[seqfan] Re: Generally known (to those who know of such things)

[Max Alekseyev]

For prime p==3 (mod 4),

A165186(p) = p*h(-p) + p*(p-1)/2

where h(-p) is the class number (listed in A002143)

For example, h(-19)=1 and
A165186(19) = 19*1 + 19*18/2 = 190.

btw, A165186 has wrong offset - it should be 1, not 0.

Regards,
Max

On Sun, Nov 22, 2009 at 4:25 AM,  <franktaw at netscape.net> wrote:
> Yes, now it makes sense.
>
> But, sum(k=1..p, mod(k(p-k), p)) = sum(k=1..p, mod( -k^2, p)).  But the
> squares are symmetrically arranged modulo primes == 1 (mod 4); so for
> such primes, A165186(p) = p*(p-1)/2; and of course this is increasing.
>
> For primes == 3 (mod 4), the squares are antisymmetric, so there is no
> such simple expression for A165186(p).  Thus there is no reason why it
> has to always be increasing; and, in fact, it is not.
>
> Franklin T. Adams-Watters
>
> -----Original Message-----
> From: wouter meeussen <wouter.meeussen at pandora.be>
>
> my Apologies,
> cutting (and pasting) corners,
> should have known better!
>
> If anything, I should have said:
> A165186 (p1)=Sum(k=1..p1;  mod( k (p1-k) , p1)  ) seems to be strictly
> increasing in function of p1, while
> A165186 (p3)=Sum(k=1..p3;  mod( k (p3-k) , p3)  ) is not (in function of
> p3).

| Stated exercise a |
Repeat word for word the part of the mailing-list thread starting with "[seqfan] Re: Generally" and going on through "be 1, not 0.".

| Dataset content |
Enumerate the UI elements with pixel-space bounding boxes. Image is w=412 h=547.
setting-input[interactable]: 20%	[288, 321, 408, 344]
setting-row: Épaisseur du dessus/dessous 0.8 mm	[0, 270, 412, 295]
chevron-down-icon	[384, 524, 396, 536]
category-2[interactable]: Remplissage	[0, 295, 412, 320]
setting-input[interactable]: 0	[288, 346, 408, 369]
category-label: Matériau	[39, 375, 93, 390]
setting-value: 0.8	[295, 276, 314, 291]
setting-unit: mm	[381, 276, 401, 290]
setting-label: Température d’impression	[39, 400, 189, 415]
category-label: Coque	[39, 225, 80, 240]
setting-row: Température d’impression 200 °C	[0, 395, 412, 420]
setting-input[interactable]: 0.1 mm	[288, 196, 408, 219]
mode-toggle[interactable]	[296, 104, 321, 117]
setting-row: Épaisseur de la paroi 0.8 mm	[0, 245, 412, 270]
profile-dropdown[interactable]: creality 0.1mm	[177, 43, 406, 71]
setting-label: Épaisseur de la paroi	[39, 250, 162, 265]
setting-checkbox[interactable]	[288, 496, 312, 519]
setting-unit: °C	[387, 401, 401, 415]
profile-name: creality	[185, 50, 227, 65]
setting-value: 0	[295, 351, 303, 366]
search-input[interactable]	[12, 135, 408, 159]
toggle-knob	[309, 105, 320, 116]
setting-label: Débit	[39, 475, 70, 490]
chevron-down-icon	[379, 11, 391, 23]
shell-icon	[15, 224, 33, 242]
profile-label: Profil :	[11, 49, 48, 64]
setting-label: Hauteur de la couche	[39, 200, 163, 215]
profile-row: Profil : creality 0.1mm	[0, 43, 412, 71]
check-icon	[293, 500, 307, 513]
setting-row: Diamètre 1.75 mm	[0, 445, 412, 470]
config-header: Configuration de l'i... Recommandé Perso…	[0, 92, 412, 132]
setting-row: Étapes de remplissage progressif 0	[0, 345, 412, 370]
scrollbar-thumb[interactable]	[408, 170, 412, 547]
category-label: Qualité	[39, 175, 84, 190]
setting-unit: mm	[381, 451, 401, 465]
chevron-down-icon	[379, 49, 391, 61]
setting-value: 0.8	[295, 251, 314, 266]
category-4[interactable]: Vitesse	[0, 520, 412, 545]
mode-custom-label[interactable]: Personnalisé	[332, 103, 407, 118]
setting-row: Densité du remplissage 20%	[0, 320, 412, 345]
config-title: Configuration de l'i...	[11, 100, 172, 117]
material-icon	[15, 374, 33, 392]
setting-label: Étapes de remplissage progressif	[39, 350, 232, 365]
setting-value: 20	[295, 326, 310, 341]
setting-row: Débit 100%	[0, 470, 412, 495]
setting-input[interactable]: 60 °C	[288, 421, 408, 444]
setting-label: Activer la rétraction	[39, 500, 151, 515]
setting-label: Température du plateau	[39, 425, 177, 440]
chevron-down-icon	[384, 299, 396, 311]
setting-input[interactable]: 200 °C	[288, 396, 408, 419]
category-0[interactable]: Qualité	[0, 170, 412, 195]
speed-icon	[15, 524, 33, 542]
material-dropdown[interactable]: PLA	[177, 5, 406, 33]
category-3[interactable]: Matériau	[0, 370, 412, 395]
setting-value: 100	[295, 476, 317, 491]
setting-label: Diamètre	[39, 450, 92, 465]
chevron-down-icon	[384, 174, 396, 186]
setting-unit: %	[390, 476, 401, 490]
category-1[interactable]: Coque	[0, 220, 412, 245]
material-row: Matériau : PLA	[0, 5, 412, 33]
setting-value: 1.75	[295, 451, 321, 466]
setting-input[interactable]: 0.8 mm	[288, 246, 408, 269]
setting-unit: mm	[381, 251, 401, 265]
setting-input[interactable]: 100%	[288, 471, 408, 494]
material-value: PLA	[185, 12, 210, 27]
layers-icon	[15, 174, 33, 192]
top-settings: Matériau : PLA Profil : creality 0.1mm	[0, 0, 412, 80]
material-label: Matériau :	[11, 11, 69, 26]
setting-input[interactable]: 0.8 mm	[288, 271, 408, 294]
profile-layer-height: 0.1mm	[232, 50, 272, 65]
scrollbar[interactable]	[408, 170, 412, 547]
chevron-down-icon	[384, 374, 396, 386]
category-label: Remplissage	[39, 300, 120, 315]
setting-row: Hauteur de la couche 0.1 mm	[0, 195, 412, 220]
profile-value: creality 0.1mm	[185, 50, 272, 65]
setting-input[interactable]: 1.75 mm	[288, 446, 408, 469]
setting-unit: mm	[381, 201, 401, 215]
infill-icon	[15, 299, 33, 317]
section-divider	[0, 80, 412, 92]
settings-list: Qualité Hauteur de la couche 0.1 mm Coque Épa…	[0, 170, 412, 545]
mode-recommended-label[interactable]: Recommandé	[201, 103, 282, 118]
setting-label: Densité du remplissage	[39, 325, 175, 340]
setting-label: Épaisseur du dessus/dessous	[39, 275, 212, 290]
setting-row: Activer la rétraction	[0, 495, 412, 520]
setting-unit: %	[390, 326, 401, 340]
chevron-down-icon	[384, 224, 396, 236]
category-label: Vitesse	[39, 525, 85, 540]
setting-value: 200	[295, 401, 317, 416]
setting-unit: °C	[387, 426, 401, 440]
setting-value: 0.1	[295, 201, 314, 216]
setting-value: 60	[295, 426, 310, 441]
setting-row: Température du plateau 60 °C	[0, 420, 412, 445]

| Stated exercise b |
Duplicate the entries exactly as given, from the first line of the entries through the line containing "setting-row: Diamètre 1.75", with both of those lines included.

| Full answer a |
[seqfan] Re: Generally known (to those who know of such things)

[Max Alekseyev]

For prime p==3 (mod 4),

A165186(p) = p*h(-p) + p*(p-1)/2

where h(-p) is the class number (listed in A002143)

For example, h(-19)=1 and
A165186(19) = 19*1 + 19*18/2 = 190.

btw, A165186 has wrong offset - it should be 1, not 0.

| Full answer b |
Enumerate the UI elements with pixel-space bounding boxes. Image is w=412 h=547.
setting-input[interactable]: 20%	[288, 321, 408, 344]
setting-row: Épaisseur du dessus/dessous 0.8 mm	[0, 270, 412, 295]
chevron-down-icon	[384, 524, 396, 536]
category-2[interactable]: Remplissage	[0, 295, 412, 320]
setting-input[interactable]: 0	[288, 346, 408, 369]
category-label: Matériau	[39, 375, 93, 390]
setting-value: 0.8	[295, 276, 314, 291]
setting-unit: mm	[381, 276, 401, 290]
setting-label: Température d’impression	[39, 400, 189, 415]
category-label: Coque	[39, 225, 80, 240]
setting-row: Température d’impression 200 °C	[0, 395, 412, 420]
setting-input[interactable]: 0.1 mm	[288, 196, 408, 219]
mode-toggle[interactable]	[296, 104, 321, 117]
setting-row: Épaisseur de la paroi 0.8 mm	[0, 245, 412, 270]
profile-dropdown[interactable]: creality 0.1mm	[177, 43, 406, 71]
setting-label: Épaisseur de la paroi	[39, 250, 162, 265]
setting-checkbox[interactable]	[288, 496, 312, 519]
setting-unit: °C	[387, 401, 401, 415]
profile-name: creality	[185, 50, 227, 65]
setting-value: 0	[295, 351, 303, 366]
search-input[interactable]	[12, 135, 408, 159]
toggle-knob	[309, 105, 320, 116]
setting-label: Débit	[39, 475, 70, 490]
chevron-down-icon	[379, 11, 391, 23]
shell-icon	[15, 224, 33, 242]
profile-label: Profil :	[11, 49, 48, 64]
setting-label: Hauteur de la couche	[39, 200, 163, 215]
profile-row: Profil : creality 0.1mm	[0, 43, 412, 71]
check-icon	[293, 500, 307, 513]
setting-row: Diamètre 1.75 mm	[0, 445, 412, 470]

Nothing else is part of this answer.